## Exercícios propostos
A) Reescreva sob a forma de lista o parágrafo do texto que começa por «Para lá das significações de remisquedo», conservando os seus factos principais.
B) Diga se cada afirmação está de acordo com o texto. Responda sim ou não e cite as palavras do texto que o decidem: (i) O nome de Pedro Hispano figura na fachada de um hospital. (ii) A benéfica água de que o texto fala vinha do sopé da serra. (iii) A curva na estrada desapareceu.

## Texto
▬▬▬▬▬▬

A palavra remisquedo significa-me curvas sinuosas, apertadas, perigosas, traiçoeiras nos dias de geada, originárias de desastres graves e ligeiros, ligadas através de uma ponte, parando junto ao fontenário do Fontismo.
A mesma palavra vem das brumas da memória (qual hino) a soltar-se em partículas a acalmarem-nos tal como a afamada água nos levava a sustermos a pressa, independentemente das estações do calendário, primacialmente nos dias estivais, dias de cigarras estrídulas, embebidas, bêbadas por aspirarem multiplicados perfumes, ficando sonâmbulas, como refrescado ficava após sorver a benéfica água vinda do cimo da serra pejada de castanheiros úberes, carvalhos e outras espécies vegetais.
Agora, o progresso fixo e o progresso móvel desviam-me do remisquedo, rememoro o encanto do lugar quando ouço os trapezistas do tempo anunciarem temperaturas exaltadas não aconselháveis a idosos (o Séneca tinha razão), os quais devem dedicar os dias e as noites a cuidarem da alma, por o corpo é alvo de constantes experimentações médicas e medicamentosas a gastarem as horas e os minutos no cumprimento de minucioso cardápio dos ingredientes e condimentos das receitas passadas pelo facultativo da nossa confiança, longe das pílulas milagreiras da Televisão, todavia utilizando os benefícios da botica ancestral (caseira) para nosso gáudio tão bem registada no tempo medieval pelo instruído Pedro Hispano (ninguém o estuda e enaltece), cujo nome é falado na região de Matosinhos porque um hospital ostenta o seu nome na fachada.
Para lá das significações de remisquedo acima esboçadas, desperta-me o caminho-de-ferro reduzido a escombros, o apeadeiro, a senhora de corneta e bandeira (viva a Maria da Fonte) a deslaçar as correntes da passagem de nível depois da passagem do comboio a arfar à maneira do inveterado fumador a dar as primeiras fumaças em nutrido paivante capaz de criar inveja ao Sr. Poças que entrou no Casino da Póvoa ostentando nota de mil escudos-ouro presa no peito a significar gravata comprada no chinês. Os gravateiros chineses exilaram-se nos pavilhões de tudo, o Senhor Poças morreu há muitos anos.
A parafernália dos comboios desapareceu, a curva na estrada (leiam o livro de Ferreira de Castro) permanece, a comunidade do culto cultiva-se nas plataformas, por assim ser é uma estultícia aconselhar a leitura do livro do autor de Terra Fria, no seu tempo, comparativamente, vendeu muito mais que Saramago no seu auge; a estultícia escora-se no facto do autor não suscitar interesse ao exemplo de outros, a Escola molda os espíritos à vontade dos donos do poder. Acham que o ministro Tiago leu o autor de Instinto Supremo?
A pluralidade de significações, dá origem a questões sociais de bom e mau entendimento, Musil no imprescindível O Homem sem Qualidades explica através de palavras cristalinas tais questões, do Remisquedo ao Mundo vai a nossa vontade de desenvolver as oportunidades para tal. Por acaso no Fórum da Caixa falou-se de Cultura e Civilização? Falou-se de oportunidades. Oportunidades sem filamentos culturais e civilizacionais? Pois, o sistema bancário ocupa-se de lucros, muitos lucros. E de imparidades. Também!
PS. Nas férias devemos ler. O texto faz sugestões.

▬▬▬▬▬▬

Registos guardados:
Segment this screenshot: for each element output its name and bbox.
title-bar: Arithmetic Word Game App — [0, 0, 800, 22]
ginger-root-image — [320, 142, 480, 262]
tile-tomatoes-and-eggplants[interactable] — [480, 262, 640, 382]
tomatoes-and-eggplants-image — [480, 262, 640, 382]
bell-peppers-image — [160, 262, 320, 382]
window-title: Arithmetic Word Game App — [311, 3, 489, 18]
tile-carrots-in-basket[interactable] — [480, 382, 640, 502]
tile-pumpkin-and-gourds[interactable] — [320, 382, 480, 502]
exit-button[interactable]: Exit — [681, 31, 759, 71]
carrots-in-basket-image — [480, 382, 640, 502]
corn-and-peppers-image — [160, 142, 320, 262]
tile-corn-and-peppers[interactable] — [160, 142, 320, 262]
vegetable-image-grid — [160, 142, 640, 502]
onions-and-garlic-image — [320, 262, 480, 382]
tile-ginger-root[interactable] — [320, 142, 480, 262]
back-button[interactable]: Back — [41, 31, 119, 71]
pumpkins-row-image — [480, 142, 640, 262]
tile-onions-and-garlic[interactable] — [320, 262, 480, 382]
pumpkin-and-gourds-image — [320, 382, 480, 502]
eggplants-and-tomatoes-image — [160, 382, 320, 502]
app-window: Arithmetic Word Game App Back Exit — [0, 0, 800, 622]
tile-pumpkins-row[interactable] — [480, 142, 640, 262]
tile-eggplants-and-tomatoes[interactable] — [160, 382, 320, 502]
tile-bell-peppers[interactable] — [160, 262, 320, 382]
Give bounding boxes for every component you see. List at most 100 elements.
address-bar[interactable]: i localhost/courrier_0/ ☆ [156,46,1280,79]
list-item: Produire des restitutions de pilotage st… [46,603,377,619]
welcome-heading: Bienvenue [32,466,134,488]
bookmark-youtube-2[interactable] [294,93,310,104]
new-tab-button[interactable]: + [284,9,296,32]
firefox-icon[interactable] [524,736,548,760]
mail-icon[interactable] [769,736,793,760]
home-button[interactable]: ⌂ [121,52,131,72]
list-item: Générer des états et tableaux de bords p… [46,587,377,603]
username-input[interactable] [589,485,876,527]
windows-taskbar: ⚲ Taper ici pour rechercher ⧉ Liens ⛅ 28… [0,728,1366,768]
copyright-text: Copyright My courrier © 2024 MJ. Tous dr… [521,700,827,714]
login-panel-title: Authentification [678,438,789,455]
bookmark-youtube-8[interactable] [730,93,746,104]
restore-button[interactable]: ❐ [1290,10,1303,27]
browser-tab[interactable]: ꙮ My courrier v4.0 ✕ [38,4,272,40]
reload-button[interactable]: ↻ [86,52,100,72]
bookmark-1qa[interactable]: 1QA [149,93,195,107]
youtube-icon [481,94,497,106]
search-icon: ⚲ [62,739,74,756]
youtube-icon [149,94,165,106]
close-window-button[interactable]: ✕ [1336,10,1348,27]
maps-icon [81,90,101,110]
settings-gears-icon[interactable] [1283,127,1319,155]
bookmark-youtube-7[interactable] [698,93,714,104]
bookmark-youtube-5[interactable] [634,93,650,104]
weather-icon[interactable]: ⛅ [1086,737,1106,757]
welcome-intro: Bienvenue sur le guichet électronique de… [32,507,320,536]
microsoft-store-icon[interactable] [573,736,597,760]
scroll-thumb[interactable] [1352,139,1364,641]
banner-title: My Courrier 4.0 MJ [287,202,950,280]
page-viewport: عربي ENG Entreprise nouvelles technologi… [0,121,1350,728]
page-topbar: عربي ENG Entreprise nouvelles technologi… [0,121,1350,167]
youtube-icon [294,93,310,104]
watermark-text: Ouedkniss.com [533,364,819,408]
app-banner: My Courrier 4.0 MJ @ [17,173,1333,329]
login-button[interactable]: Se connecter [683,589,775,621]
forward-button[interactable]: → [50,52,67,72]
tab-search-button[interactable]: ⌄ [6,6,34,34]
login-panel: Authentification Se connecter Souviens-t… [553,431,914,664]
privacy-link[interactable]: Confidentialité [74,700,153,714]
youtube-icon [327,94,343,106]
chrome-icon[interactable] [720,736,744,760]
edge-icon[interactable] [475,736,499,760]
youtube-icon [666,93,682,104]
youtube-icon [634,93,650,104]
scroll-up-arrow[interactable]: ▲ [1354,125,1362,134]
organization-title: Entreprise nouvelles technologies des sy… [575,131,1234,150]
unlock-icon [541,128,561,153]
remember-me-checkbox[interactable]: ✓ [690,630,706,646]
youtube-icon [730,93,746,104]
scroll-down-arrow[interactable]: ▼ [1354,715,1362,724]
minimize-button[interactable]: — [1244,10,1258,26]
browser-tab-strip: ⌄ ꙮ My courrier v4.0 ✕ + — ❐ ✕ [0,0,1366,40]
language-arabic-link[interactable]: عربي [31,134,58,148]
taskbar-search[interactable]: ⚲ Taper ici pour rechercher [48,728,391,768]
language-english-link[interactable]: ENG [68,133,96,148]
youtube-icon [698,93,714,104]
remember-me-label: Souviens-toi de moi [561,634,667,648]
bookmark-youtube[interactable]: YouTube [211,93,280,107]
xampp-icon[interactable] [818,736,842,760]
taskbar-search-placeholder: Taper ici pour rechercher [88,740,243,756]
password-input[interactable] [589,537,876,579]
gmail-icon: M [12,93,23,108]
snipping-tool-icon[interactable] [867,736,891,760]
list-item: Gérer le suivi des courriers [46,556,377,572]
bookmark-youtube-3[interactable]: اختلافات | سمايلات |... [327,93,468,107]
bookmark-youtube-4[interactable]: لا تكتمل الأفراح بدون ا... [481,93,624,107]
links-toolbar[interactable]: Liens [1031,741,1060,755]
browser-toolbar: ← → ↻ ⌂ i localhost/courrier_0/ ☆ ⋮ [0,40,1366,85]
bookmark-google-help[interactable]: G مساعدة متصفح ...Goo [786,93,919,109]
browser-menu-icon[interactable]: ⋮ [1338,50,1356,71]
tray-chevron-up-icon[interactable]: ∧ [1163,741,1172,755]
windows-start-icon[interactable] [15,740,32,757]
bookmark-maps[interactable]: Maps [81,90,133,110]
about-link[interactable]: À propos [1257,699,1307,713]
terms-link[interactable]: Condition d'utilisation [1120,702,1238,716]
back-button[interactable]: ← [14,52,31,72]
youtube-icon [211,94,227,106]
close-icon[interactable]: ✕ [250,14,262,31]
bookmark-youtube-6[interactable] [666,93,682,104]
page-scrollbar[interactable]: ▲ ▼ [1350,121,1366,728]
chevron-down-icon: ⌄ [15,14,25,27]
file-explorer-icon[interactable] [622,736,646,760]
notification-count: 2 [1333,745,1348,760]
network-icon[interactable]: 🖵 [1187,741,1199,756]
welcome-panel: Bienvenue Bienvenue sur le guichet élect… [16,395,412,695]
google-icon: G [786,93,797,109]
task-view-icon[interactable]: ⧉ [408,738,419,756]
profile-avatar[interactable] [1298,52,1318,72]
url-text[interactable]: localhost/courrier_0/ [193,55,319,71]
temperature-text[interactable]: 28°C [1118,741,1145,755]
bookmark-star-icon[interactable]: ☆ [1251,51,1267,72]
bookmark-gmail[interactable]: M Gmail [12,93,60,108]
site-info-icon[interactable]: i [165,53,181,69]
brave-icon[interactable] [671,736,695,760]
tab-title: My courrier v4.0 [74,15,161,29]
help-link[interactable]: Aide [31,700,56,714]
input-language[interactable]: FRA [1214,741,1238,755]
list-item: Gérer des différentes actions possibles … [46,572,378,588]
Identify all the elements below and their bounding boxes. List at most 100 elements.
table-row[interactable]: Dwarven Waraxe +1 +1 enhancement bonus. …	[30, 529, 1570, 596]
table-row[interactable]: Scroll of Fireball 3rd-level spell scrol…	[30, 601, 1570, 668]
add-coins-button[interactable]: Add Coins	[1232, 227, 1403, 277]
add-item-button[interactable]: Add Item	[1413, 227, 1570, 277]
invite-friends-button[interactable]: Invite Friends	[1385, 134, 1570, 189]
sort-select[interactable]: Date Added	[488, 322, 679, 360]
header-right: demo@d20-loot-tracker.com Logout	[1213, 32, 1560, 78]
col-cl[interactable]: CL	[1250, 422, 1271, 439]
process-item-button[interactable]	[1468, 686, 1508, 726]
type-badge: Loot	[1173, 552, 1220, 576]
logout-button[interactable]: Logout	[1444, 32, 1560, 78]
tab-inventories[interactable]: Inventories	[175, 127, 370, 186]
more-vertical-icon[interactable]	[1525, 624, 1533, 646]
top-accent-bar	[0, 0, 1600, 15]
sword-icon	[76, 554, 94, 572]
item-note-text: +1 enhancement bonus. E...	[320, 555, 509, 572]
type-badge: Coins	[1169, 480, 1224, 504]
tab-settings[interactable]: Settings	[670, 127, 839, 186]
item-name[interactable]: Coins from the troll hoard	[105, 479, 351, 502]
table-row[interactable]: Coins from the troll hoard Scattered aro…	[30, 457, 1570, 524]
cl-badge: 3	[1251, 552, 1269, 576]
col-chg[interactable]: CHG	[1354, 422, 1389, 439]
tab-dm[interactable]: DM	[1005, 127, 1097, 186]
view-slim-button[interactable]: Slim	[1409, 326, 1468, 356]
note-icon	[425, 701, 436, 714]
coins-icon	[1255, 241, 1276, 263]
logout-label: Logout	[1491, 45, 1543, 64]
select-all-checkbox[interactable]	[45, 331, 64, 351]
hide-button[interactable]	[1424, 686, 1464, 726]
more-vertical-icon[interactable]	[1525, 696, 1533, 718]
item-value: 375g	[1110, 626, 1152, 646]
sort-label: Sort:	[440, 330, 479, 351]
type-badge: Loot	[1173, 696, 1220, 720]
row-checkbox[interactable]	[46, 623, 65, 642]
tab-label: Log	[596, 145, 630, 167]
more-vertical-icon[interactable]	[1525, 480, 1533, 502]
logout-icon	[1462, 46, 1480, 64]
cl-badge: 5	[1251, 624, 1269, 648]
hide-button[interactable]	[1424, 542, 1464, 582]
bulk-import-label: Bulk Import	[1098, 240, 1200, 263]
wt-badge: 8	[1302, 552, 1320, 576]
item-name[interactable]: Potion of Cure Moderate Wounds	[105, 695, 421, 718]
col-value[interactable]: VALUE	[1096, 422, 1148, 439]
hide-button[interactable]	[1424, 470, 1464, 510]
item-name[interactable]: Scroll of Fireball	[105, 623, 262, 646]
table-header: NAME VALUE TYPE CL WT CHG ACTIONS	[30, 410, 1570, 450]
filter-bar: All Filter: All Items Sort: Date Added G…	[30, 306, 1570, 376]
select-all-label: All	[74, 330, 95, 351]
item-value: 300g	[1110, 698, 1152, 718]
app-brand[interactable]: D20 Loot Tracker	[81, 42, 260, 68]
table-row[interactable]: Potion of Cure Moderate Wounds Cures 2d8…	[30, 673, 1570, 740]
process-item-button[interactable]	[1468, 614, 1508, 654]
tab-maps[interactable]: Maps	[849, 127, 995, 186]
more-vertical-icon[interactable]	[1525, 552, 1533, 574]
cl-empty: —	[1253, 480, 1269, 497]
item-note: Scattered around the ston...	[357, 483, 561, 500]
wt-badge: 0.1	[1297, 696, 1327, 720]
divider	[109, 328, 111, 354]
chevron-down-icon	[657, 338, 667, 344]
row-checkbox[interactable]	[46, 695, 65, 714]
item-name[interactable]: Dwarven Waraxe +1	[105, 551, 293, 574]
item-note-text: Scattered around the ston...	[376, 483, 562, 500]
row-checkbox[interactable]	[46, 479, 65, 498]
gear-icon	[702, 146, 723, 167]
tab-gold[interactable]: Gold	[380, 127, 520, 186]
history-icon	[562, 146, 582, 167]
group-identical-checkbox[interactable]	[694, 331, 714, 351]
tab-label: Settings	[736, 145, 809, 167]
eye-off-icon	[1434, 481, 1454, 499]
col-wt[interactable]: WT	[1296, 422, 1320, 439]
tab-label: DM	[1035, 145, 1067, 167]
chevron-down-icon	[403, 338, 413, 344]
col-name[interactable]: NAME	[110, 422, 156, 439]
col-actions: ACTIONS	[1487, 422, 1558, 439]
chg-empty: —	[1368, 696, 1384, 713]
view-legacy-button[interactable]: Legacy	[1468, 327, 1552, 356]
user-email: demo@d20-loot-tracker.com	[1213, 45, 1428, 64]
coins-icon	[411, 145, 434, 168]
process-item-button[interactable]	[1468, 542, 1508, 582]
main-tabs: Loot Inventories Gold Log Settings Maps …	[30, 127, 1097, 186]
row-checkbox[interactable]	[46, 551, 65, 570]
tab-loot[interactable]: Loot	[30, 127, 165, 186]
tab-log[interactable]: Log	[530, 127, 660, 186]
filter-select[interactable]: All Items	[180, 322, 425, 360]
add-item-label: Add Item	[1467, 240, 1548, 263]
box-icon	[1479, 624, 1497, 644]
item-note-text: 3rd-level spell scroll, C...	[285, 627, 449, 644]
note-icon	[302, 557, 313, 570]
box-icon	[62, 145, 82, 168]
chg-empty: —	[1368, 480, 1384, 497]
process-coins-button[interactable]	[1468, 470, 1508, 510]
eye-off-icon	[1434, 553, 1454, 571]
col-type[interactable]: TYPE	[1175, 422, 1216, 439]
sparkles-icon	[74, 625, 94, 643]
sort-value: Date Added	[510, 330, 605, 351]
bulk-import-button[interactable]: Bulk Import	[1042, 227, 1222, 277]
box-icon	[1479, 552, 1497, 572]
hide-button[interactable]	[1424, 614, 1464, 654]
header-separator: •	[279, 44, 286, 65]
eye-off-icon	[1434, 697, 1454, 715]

▬▬▬▬▬▬

## Respostas aos exercícios
A)
- O caminho-de-ferro está reduzido a escombros.
- Evoca-se o apeadeiro e a senhora de corneta e bandeira que soltava as correntes da passagem de nível depois de o comboio passar.
- O comboio arfava como um fumador inveterado a fumar um paivante, capaz de fazer inveja ao Sr. Poças.
- O Sr. Poças entrou no Casino da Póvoa com uma nota de mil escudos-ouro presa ao peito, como se fosse uma gravata comprada no chinês.
- Os gravateiros chineses exilaram-se nos pavilhões de tudo.
- O Sr. Poças morreu há muitos anos.

B)
(i) Sim: «um hospital ostenta o seu nome na fachada».
(ii) Não: «a benéfica água vinda do cimo da serra».
(iii) Não: «a curva na estrada (leiam o livro de Ferreira de Castro) permanece».